▶ [Directive] Search the listing below for the string "JSON" and show each line that contains it.

[Records from a data collection]
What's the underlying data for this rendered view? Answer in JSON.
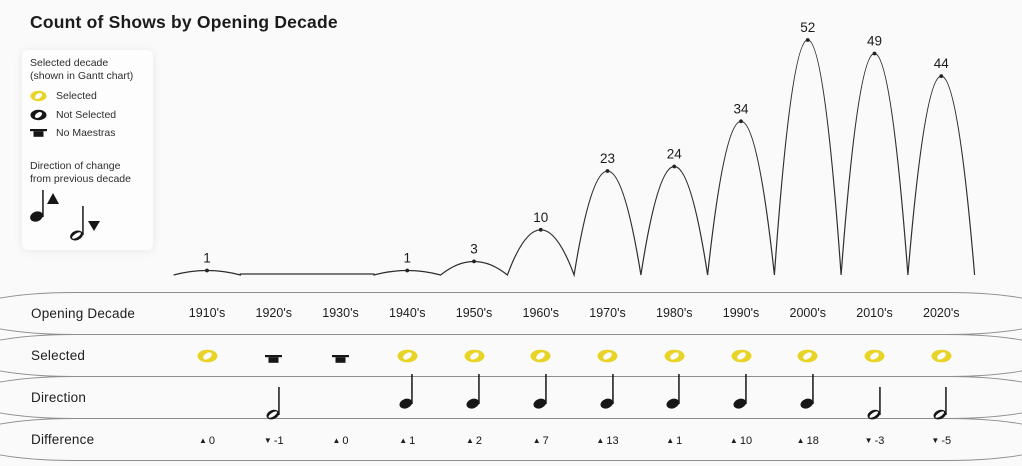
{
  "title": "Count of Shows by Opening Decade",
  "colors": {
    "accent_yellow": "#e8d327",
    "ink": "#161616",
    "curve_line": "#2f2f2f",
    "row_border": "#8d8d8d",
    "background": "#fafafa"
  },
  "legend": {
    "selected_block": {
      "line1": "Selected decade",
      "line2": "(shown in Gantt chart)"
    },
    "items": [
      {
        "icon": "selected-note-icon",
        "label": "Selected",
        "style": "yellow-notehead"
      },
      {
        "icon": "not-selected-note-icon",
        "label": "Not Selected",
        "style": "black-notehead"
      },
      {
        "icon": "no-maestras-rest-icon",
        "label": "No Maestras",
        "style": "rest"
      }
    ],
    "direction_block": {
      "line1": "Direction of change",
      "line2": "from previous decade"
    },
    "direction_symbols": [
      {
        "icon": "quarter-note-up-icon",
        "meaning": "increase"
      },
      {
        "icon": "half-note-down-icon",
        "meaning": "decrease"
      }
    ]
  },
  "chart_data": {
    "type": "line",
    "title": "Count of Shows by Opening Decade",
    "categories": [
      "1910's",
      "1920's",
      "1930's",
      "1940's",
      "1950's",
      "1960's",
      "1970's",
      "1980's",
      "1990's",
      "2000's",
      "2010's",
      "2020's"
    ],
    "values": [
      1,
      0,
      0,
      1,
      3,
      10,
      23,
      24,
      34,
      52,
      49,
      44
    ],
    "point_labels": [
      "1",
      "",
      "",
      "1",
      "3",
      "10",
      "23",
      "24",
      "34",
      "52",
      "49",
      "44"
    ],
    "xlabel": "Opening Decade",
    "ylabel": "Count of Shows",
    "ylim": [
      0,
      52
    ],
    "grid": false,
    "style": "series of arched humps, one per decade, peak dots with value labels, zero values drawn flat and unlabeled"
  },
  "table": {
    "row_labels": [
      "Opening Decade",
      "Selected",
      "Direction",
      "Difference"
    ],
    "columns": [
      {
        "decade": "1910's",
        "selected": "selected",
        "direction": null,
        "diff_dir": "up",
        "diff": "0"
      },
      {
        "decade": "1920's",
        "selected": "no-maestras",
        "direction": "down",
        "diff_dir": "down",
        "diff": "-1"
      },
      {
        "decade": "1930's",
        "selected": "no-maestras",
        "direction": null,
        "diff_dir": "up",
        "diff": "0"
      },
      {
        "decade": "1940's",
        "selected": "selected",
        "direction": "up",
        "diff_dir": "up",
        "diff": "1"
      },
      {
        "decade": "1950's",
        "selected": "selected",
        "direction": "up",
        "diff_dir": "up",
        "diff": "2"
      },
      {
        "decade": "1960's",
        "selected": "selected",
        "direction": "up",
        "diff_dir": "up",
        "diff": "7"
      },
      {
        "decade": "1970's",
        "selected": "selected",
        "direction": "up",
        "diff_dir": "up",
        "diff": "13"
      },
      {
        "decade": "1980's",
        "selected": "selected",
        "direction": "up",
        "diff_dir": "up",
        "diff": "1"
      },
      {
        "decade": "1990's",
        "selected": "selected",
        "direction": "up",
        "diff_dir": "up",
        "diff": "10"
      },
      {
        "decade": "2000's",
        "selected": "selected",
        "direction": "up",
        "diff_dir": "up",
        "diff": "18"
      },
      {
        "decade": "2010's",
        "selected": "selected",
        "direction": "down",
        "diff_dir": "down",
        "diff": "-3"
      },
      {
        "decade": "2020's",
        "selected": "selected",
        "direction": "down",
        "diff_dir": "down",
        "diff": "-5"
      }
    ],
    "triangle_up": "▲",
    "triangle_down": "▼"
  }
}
* * *
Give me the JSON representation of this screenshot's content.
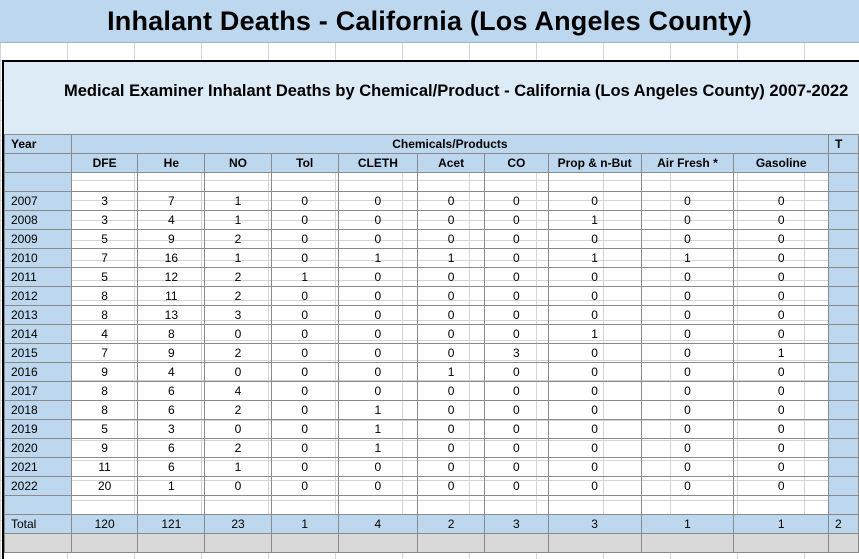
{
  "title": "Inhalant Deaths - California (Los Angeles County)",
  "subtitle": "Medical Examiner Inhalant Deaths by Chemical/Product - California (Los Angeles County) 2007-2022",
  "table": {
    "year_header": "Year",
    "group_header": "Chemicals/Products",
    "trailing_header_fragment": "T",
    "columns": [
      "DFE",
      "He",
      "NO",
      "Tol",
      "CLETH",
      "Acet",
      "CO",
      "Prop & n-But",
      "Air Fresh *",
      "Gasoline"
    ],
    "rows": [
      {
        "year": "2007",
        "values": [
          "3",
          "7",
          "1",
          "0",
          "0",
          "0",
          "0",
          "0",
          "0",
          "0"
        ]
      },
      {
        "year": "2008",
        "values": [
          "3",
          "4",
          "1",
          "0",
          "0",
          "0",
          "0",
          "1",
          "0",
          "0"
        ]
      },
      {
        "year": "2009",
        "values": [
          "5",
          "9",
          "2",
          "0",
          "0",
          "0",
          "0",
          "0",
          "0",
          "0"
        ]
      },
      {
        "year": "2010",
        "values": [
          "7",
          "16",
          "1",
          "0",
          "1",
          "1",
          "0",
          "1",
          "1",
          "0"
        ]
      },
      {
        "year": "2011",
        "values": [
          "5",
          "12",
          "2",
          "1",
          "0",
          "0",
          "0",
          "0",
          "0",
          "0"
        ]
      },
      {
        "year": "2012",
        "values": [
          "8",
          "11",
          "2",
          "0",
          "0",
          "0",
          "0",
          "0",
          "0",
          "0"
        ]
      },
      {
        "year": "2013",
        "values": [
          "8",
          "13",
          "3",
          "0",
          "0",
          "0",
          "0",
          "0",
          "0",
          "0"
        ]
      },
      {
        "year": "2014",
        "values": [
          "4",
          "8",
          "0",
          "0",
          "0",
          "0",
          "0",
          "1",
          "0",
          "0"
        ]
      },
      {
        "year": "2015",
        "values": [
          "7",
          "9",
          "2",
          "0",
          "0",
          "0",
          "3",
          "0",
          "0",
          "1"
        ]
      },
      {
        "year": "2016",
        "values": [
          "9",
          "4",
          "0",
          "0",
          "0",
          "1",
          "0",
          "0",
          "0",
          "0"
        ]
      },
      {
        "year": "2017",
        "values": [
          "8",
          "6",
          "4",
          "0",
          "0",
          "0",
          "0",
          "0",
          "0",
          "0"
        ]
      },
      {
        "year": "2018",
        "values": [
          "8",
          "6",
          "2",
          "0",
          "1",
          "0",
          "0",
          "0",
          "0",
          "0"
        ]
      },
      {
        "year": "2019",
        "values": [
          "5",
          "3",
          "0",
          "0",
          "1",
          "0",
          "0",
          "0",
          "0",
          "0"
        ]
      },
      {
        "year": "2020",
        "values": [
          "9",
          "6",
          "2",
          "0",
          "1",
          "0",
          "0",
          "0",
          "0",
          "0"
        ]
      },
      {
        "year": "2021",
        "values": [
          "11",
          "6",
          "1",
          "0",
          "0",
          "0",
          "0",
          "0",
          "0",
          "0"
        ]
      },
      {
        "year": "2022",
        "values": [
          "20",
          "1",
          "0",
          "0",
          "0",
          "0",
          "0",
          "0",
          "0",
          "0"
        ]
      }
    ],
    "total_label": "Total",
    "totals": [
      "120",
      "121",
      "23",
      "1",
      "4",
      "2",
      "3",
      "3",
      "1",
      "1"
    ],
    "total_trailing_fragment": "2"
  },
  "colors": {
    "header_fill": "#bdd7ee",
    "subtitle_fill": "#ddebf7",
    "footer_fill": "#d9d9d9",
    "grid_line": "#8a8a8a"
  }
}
---
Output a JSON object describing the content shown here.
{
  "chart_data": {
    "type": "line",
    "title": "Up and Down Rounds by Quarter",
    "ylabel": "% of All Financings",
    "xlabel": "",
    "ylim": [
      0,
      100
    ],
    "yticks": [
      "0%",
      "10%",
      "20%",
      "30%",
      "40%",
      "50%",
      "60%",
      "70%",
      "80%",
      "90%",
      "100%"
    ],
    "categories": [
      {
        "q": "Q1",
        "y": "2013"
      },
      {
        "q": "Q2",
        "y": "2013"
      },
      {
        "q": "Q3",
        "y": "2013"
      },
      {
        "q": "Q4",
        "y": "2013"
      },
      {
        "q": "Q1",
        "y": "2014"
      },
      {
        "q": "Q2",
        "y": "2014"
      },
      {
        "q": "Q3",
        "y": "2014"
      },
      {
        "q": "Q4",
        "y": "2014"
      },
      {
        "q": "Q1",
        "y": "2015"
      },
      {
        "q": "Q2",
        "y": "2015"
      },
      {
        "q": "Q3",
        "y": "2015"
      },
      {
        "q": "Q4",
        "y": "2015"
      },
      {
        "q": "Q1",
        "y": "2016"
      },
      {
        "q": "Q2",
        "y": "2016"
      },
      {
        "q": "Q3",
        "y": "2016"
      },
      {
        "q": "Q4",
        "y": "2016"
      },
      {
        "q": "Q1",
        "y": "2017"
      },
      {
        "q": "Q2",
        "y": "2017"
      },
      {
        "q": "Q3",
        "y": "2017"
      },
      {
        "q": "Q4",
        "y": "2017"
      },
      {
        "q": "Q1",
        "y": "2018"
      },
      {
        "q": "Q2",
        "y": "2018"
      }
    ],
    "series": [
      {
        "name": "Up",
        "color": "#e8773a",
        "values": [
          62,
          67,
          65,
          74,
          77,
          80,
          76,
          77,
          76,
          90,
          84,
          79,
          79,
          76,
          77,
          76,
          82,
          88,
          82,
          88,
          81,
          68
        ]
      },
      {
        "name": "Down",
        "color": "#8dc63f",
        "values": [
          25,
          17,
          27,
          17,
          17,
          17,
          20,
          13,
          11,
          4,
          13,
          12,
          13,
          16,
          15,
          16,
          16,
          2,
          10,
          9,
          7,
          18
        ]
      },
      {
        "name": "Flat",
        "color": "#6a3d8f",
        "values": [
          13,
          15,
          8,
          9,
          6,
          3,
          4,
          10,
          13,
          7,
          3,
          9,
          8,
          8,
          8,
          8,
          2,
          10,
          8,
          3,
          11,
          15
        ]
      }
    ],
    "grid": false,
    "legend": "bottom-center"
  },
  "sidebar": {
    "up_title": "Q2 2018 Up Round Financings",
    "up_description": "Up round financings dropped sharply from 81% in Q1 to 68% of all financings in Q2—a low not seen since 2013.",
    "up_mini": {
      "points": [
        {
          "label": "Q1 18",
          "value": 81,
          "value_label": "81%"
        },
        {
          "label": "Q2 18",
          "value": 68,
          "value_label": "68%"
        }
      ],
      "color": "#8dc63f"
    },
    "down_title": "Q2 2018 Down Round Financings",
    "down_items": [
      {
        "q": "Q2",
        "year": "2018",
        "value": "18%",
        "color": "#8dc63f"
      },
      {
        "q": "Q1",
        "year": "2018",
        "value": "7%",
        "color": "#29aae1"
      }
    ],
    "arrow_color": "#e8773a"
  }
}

▶ [Solution to this problem]
What's the underlying data for this rendered view? Answer in JSON.
Give me the JSON representation of this screenshot's content.
Output a JSON object describing the content shown here.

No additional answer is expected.